▸ **AIM**:
Rewrite these lines with "divider" changed to "separator" everywhere and nothing else altered, leaving out the pictures.

Layout element entries
········

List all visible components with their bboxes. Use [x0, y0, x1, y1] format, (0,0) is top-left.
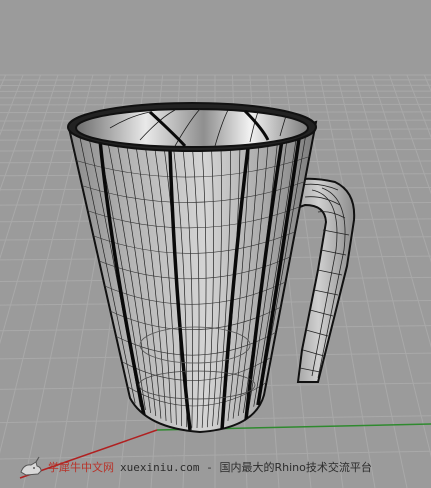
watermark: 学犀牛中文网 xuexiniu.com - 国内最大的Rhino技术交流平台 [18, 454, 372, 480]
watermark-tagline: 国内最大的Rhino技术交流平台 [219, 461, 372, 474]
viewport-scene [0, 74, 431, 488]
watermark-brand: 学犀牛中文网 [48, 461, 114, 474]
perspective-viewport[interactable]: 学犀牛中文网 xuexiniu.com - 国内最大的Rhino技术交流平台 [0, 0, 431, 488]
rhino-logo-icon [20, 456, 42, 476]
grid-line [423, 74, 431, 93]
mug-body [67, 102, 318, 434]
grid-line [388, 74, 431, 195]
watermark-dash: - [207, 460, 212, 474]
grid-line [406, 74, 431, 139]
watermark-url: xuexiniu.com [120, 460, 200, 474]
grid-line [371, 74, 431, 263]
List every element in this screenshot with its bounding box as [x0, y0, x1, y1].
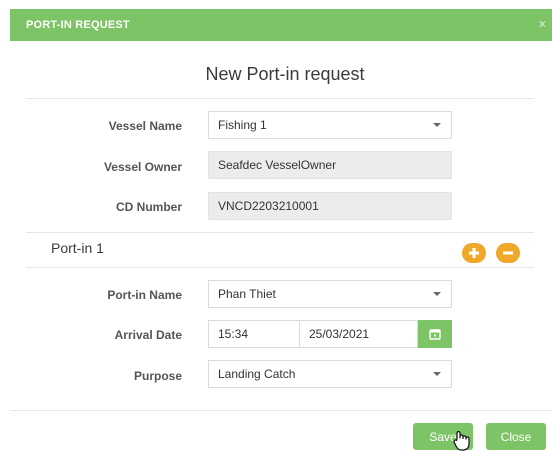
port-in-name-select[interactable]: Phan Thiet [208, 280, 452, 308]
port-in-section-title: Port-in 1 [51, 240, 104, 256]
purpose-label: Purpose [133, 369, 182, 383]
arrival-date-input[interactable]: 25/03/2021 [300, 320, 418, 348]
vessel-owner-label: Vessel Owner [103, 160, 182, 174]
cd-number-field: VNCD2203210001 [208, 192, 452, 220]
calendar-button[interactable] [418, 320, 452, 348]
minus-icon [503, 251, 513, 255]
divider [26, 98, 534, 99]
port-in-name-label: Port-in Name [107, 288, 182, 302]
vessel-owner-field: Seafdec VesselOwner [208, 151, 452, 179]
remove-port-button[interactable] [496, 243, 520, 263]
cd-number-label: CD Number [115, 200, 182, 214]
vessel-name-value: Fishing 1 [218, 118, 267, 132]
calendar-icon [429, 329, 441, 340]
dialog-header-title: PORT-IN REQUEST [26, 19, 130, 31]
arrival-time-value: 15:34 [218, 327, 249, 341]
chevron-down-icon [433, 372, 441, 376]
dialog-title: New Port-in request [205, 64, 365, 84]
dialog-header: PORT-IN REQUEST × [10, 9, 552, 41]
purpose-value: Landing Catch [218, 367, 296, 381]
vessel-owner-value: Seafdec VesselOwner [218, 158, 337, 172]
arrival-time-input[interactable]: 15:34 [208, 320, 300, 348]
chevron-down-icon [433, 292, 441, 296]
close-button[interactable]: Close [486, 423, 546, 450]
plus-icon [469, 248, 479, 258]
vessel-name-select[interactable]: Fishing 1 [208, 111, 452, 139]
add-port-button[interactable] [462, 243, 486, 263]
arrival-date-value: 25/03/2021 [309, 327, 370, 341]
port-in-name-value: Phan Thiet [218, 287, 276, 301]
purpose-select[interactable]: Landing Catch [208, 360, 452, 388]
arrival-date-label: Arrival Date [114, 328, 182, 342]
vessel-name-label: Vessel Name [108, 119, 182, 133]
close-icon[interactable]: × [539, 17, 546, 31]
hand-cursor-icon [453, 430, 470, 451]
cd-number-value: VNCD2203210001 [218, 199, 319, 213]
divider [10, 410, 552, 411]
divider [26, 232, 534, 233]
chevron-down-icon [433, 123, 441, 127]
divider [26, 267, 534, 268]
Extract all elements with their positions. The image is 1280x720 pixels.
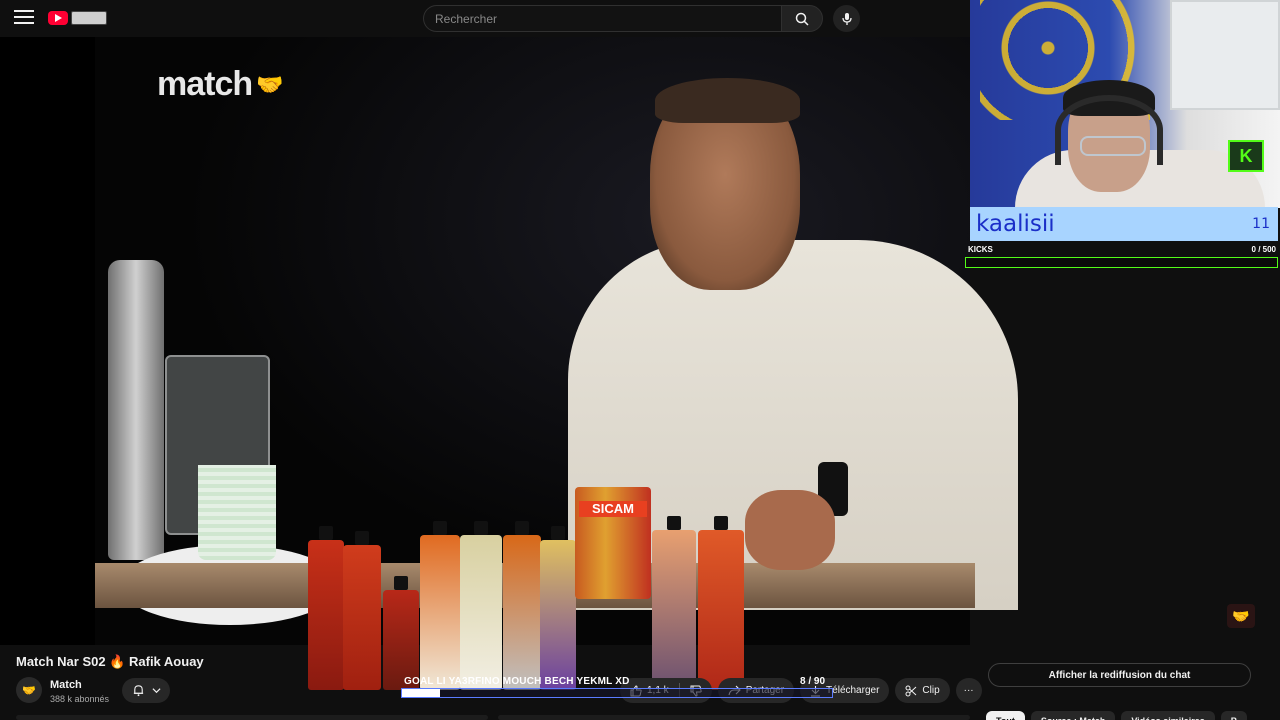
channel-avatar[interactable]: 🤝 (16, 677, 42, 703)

········

▸ **EXERCISE RESPONSE**:
List all visible components with their bboxes. Use [x0, y0, x1, y1] format, (0,0) is top-left.
watermark: 学犀牛中文网 xuexiniu.com - 国内最大的Rhino技术交流平台 [18, 454, 372, 480]
watermark-tagline: 国内最大的Rhino技术交流平台 [219, 461, 372, 474]
viewport-scene [0, 74, 431, 488]
watermark-brand: 学犀牛中文网 [48, 461, 114, 474]
perspective-viewport[interactable]: 学犀牛中文网 xuexiniu.com - 国内最大的Rhino技术交流平台 [0, 0, 431, 488]
rhino-logo-icon [20, 456, 42, 476]
grid-line [423, 74, 431, 93]
mug-body [67, 102, 318, 434]
grid-line [388, 74, 431, 195]
watermark-dash: - [207, 460, 212, 474]
grid-line [406, 74, 431, 139]
watermark-url: xuexiniu.com [120, 460, 200, 474]
grid-line [371, 74, 431, 263]
List every element in this screenshot with its bounding box as [x0, y0, x1, y1].
port-in-name-select[interactable]: Phan Thiet [208, 280, 452, 308]
port-in-section-title: Port-in 1 [51, 240, 104, 256]
purpose-label: Purpose [133, 369, 182, 383]
arrival-date-input[interactable]: 25/03/2021 [300, 320, 418, 348]
vessel-owner-label: Vessel Owner [103, 160, 182, 174]
cd-number-field: VNCD2203210001 [208, 192, 452, 220]
calendar-button[interactable] [418, 320, 452, 348]
minus-icon [503, 251, 513, 255]
separator [26, 98, 534, 99]
port-in-name-label: Port-in Name [107, 288, 182, 302]
vessel-owner-field: Seafdec VesselOwner [208, 151, 452, 179]
remove-port-button[interactable] [496, 243, 520, 263]
cd-number-label: CD Number [115, 200, 182, 214]
vessel-name-value: Fishing 1 [218, 118, 267, 132]
calendar-icon [429, 329, 441, 340]
dialog-header-title: PORT-IN REQUEST [26, 19, 130, 31]
arrival-time-value: 15:34 [218, 327, 249, 341]
chevron-down-icon [433, 372, 441, 376]
dialog-title: New Port-in request [205, 64, 365, 84]
dialog-header: PORT-IN REQUEST × [10, 9, 552, 41]
purpose-value: Landing Catch [218, 367, 296, 381]
vessel-owner-value: Seafdec VesselOwner [218, 158, 337, 172]
arrival-time-input[interactable]: 15:34 [208, 320, 300, 348]
chevron-down-icon [433, 292, 441, 296]
close-button[interactable]: Close [486, 423, 546, 450]
plus-icon [469, 248, 479, 258]
vessel-name-select[interactable]: Fishing 1 [208, 111, 452, 139]
add-port-button[interactable] [462, 243, 486, 263]
arrival-date-value: 25/03/2021 [309, 327, 370, 341]
port-in-name-value: Phan Thiet [218, 287, 276, 301]
purpose-select[interactable]: Landing Catch [208, 360, 452, 388]
arrival-date-label: Arrival Date [114, 328, 182, 342]
vessel-name-label: Vessel Name [108, 119, 182, 133]
close-icon[interactable]: × [539, 17, 546, 31]
hand-cursor-icon [453, 430, 470, 451]
cd-number-value: VNCD2203210001 [218, 199, 319, 213]
separator [10, 410, 552, 411]
separator [26, 232, 534, 233]
chevron-down-icon [433, 123, 441, 127]
separator [26, 267, 534, 268]
Extract all elements with their positions. The image is 1280x720 pixels.
channel-avatar[interactable]: 🤝 (16, 677, 42, 703)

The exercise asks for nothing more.